■ Supplied material:
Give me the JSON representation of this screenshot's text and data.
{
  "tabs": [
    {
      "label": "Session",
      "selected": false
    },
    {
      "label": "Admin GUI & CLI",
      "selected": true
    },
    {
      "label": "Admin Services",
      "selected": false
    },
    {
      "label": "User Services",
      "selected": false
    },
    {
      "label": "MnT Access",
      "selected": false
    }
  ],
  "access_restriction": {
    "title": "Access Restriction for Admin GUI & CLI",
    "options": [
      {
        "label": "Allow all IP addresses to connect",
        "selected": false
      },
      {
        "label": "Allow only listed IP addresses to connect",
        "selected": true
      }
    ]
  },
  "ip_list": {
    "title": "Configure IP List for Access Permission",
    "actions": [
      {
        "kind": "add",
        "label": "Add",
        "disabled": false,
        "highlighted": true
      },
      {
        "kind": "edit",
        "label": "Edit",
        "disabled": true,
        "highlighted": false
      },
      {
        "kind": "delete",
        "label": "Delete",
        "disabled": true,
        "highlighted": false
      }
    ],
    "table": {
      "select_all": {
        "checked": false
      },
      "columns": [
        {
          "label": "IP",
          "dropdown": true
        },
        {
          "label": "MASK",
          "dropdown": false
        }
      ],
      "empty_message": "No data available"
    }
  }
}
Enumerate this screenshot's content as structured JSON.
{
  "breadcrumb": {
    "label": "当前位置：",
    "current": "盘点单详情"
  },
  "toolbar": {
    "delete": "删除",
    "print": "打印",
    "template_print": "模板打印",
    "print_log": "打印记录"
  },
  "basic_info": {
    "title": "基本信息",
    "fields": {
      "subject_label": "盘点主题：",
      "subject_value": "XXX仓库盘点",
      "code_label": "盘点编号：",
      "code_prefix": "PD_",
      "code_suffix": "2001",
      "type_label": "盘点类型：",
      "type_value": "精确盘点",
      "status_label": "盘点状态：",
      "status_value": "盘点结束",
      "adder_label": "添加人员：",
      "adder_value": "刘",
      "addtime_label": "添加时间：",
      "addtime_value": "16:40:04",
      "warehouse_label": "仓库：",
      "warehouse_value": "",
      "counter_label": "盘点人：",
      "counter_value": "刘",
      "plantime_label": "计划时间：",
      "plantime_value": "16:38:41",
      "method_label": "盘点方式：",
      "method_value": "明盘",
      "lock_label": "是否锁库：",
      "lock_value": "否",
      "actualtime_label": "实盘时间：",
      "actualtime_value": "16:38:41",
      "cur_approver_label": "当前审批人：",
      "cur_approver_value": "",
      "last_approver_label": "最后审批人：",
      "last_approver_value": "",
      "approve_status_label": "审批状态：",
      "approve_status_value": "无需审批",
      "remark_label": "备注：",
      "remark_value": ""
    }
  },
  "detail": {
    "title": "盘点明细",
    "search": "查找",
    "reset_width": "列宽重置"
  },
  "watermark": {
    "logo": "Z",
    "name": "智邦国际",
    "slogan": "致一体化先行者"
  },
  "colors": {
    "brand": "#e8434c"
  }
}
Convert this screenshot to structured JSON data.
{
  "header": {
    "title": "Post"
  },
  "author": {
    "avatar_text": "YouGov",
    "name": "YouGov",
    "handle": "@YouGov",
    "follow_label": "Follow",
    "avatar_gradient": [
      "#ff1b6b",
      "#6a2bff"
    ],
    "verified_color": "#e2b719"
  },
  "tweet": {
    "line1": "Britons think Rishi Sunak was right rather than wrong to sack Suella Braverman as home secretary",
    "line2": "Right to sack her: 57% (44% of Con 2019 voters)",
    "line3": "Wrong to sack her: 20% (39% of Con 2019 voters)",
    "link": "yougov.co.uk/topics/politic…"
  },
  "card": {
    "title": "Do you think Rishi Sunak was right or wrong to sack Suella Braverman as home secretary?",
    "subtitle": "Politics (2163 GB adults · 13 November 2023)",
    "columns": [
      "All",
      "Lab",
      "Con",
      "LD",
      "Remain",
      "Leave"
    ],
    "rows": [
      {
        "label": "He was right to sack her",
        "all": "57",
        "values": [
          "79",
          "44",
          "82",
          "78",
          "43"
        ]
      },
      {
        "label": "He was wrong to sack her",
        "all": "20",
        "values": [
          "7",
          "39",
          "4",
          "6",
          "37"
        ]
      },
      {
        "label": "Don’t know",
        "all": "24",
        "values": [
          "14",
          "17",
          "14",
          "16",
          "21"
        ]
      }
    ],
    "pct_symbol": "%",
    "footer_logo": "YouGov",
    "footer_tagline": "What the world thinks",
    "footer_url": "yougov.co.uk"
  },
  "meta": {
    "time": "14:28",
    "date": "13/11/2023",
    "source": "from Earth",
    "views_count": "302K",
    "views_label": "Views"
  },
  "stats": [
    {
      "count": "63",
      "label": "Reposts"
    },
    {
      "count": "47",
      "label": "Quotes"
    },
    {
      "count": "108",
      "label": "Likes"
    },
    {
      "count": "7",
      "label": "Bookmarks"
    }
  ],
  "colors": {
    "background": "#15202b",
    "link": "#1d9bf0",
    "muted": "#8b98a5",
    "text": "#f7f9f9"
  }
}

■ Aim:
Can you give every line above again, exactly as written?

■ Problem solution:
Give me the JSON representation of this screenshot's text and data.
{
  "tabs": [
    {
      "label": "Session",
      "selected": false
    },
    {
      "label": "Admin GUI & CLI",
      "selected": true
    },
    {
      "label": "Admin Services",
      "selected": false
    },
    {
      "label": "User Services",
      "selected": false
    },
    {
      "label": "MnT Access",
      "selected": false
    }
  ],
  "access_restriction": {
    "title": "Access Restriction for Admin GUI & CLI",
    "options": [
      {
        "label": "Allow all IP addresses to connect",
        "selected": false
      },
      {
        "label": "Allow only listed IP addresses to connect",
        "selected": true
      }
    ]
  },
  "ip_list": {
    "title": "Configure IP List for Access Permission",
    "actions": [
      {
        "kind": "add",
        "label": "Add",
        "disabled": false,
        "highlighted": true
      },
      {
        "kind": "edit",
        "label": "Edit",
        "disabled": true,
        "highlighted": false
      },
      {
        "kind": "delete",
        "label": "Delete",
        "disabled": true,
        "highlighted": false
      }
    ],
    "table": {
      "select_all": {
        "checked": false
      },
      "columns": [
        {
          "label": "IP",
          "dropdown": true
        },
        {
          "label": "MASK",
          "dropdown": false
        }
      ],
      "empty_message": "No data available"
    }
  }
}
Enumerate this screenshot's content as structured JSON.
{
  "breadcrumb": {
    "label": "当前位置：",
    "current": "盘点单详情"
  },
  "toolbar": {
    "delete": "删除",
    "print": "打印",
    "template_print": "模板打印",
    "print_log": "打印记录"
  },
  "basic_info": {
    "title": "基本信息",
    "fields": {
      "subject_label": "盘点主题：",
      "subject_value": "XXX仓库盘点",
      "code_label": "盘点编号：",
      "code_prefix": "PD_",
      "code_suffix": "2001",
      "type_label": "盘点类型：",
      "type_value": "精确盘点",
      "status_label": "盘点状态：",
      "status_value": "盘点结束",
      "adder_label": "添加人员：",
      "adder_value": "刘",
      "addtime_label": "添加时间：",
      "addtime_value": "16:40:04",
      "warehouse_label": "仓库：",
      "warehouse_value": "",
      "counter_label": "盘点人：",
      "counter_value": "刘",
      "plantime_label": "计划时间：",
      "plantime_value": "16:38:41",
      "method_label": "盘点方式：",
      "method_value": "明盘",
      "lock_label": "是否锁库：",
      "lock_value": "否",
      "actualtime_label": "实盘时间：",
      "actualtime_value": "16:38:41",
      "cur_approver_label": "当前审批人：",
      "cur_approver_value": "",
      "last_approver_label": "最后审批人：",
      "last_approver_value": "",
      "approve_status_label": "审批状态：",
      "approve_status_value": "无需审批",
      "remark_label": "备注：",
      "remark_value": ""
    }
  },
  "detail": {
    "title": "盘点明细",
    "search": "查找",
    "reset_width": "列宽重置"
  },
  "watermark": {
    "logo": "Z",
    "name": "智邦国际",
    "slogan": "致一体化先行者"
  },
  "colors": {
    "brand": "#e8434c"
  }
}
Convert this screenshot to structured JSON data.
{
  "header": {
    "title": "Post"
  },
  "author": {
    "avatar_text": "YouGov",
    "name": "YouGov",
    "handle": "@YouGov",
    "follow_label": "Follow",
    "avatar_gradient": [
      "#ff1b6b",
      "#6a2bff"
    ],
    "verified_color": "#e2b719"
  },
  "tweet": {
    "line1": "Britons think Rishi Sunak was right rather than wrong to sack Suella Braverman as home secretary",
    "line2": "Right to sack her: 57% (44% of Con 2019 voters)",
    "line3": "Wrong to sack her: 20% (39% of Con 2019 voters)",
    "link": "yougov.co.uk/topics/politic…"
  },
  "card": {
    "title": "Do you think Rishi Sunak was right or wrong to sack Suella Braverman as home secretary?",
    "subtitle": "Politics (2163 GB adults · 13 November 2023)",
    "columns": [
      "All",
      "Lab",
      "Con",
      "LD",
      "Remain",
      "Leave"
    ],
    "rows": [
      {
        "label": "He was right to sack her",
        "all": "57",
        "values": [
          "79",
          "44",
          "82",
          "78",
          "43"
        ]
      },
      {
        "label": "He was wrong to sack her",
        "all": "20",
        "values": [
          "7",
          "39",
          "4",
          "6",
          "37"
        ]
      },
      {
        "label": "Don’t know",
        "all": "24",
        "values": [
          "14",
          "17",
          "14",
          "16",
          "21"
        ]
      }
    ],
    "pct_symbol": "%",
    "footer_logo": "YouGov",
    "footer_tagline": "What the world thinks",
    "footer_url": "yougov.co.uk"
  },
  "meta": {
    "time": "14:28",
    "date": "13/11/2023",
    "source": "from Earth",
    "views_count": "302K",
    "views_label": "Views"
  },
  "stats": [
    {
      "count": "63",
      "label": "Reposts"
    },
    {
      "count": "47",
      "label": "Quotes"
    },
    {
      "count": "108",
      "label": "Likes"
    },
    {
      "count": "7",
      "label": "Bookmarks"
    }
  ],
  "colors": {
    "background": "#15202b",
    "link": "#1d9bf0",
    "muted": "#8b98a5",
    "text": "#f7f9f9"
  }
}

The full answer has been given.